___ TASK INPUT

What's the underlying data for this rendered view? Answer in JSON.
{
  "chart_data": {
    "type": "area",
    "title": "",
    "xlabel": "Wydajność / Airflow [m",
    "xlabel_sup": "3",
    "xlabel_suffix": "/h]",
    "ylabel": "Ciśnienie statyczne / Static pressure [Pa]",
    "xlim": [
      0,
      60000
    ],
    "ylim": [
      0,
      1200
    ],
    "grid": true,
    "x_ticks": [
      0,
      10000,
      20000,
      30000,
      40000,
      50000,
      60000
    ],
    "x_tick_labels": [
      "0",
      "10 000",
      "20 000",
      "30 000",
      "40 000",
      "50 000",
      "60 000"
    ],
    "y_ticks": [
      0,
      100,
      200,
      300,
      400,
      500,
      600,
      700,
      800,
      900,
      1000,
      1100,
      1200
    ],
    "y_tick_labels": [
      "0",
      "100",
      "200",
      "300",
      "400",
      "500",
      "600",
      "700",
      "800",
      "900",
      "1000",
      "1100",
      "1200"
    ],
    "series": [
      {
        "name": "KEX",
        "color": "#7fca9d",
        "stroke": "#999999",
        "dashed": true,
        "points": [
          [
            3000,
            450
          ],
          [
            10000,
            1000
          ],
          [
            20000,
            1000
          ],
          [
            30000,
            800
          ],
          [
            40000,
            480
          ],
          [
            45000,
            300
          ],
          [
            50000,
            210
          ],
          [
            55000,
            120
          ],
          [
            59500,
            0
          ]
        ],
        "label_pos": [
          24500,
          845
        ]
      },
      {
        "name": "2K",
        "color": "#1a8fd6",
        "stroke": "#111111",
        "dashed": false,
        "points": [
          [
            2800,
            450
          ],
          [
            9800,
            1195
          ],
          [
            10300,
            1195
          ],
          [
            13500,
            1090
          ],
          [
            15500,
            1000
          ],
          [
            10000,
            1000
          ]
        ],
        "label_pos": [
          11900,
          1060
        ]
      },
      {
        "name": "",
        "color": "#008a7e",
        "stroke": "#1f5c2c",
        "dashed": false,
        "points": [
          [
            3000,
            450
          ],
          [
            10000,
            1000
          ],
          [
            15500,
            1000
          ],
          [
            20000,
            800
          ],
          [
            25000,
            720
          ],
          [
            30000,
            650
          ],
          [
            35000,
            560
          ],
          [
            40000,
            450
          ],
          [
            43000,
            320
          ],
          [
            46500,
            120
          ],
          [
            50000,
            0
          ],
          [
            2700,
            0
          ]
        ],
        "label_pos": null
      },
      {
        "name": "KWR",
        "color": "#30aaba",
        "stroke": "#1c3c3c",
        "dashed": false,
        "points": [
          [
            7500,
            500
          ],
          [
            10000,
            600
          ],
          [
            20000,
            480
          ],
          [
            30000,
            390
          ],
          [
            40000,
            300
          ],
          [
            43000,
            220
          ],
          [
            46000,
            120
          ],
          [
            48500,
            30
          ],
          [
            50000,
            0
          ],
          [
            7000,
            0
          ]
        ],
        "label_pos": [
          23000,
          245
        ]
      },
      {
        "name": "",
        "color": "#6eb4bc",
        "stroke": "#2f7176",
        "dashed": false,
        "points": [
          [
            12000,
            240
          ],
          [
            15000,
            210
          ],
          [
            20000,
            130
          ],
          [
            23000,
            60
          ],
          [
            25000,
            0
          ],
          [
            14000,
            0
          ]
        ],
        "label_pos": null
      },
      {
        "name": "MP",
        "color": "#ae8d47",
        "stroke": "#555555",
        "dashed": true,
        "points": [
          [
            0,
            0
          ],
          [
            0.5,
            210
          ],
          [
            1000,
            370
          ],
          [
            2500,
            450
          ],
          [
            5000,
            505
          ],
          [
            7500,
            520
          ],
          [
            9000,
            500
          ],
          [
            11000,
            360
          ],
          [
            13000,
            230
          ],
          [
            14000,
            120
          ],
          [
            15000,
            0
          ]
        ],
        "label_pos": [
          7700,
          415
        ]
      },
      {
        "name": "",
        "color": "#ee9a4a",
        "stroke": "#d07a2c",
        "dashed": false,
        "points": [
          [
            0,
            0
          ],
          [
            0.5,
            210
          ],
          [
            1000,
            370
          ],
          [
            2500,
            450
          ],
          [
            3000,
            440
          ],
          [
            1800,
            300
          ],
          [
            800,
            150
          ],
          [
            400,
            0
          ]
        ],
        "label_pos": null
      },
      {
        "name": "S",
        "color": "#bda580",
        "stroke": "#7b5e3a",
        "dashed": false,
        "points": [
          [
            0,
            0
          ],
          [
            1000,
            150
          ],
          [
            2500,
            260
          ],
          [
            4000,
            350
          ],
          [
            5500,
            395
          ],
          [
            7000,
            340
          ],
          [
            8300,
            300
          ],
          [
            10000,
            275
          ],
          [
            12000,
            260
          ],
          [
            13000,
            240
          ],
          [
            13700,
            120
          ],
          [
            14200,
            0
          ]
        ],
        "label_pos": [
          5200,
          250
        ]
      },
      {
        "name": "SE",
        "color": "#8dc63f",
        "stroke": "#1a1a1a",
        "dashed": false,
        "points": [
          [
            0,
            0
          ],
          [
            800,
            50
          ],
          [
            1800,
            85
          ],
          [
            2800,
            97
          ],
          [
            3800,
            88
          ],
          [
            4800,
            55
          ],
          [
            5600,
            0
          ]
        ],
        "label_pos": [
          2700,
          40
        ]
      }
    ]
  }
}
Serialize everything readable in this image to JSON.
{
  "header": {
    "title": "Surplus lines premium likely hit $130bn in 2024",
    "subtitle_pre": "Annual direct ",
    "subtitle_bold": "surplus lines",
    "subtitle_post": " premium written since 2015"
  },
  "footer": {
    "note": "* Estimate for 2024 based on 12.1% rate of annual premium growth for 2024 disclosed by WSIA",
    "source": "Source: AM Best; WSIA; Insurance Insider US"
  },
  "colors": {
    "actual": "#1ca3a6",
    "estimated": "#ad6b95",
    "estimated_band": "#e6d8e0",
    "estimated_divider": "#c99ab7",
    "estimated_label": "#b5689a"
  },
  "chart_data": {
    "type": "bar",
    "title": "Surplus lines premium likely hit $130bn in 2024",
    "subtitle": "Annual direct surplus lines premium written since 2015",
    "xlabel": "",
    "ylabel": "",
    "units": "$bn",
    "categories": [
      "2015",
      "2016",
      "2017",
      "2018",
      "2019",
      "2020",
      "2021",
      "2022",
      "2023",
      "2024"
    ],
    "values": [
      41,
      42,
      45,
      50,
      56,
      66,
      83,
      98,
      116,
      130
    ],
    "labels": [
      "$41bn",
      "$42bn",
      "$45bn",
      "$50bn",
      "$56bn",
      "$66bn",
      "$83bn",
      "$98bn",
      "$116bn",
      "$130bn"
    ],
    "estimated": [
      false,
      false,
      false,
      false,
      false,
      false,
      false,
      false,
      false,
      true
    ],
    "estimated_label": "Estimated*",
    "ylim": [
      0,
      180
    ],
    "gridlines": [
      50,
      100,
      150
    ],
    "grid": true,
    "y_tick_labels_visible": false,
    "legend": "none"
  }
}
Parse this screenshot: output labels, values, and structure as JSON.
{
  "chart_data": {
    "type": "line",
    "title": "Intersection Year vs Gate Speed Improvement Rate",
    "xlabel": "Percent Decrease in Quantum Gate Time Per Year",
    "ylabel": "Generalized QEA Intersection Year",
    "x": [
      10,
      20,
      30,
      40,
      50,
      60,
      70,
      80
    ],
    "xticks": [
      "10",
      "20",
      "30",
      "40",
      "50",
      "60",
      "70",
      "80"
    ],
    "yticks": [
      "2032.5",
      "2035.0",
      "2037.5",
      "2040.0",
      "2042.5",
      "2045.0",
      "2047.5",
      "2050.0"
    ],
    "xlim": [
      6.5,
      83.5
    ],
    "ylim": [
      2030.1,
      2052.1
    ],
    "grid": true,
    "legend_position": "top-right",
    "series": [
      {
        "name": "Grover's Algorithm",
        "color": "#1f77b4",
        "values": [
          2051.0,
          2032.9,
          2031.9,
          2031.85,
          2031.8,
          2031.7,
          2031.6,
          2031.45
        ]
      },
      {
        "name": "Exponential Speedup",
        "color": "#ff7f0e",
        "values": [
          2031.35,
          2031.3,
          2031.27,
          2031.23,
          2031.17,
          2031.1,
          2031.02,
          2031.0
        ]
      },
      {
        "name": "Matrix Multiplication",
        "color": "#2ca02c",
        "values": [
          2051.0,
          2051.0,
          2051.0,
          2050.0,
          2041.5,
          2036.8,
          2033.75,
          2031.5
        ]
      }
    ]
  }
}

______

## [PROMPT]
In the records above, find each line that holds the word "this"; copy all such lines.

## [EXERCISE OUTPUT]
What's the underlying data for this rendered view? Answer in JSON.
Serialize everything readable in this image to JSON.
Parse this screenshot: output labels, values, and structure as JSON.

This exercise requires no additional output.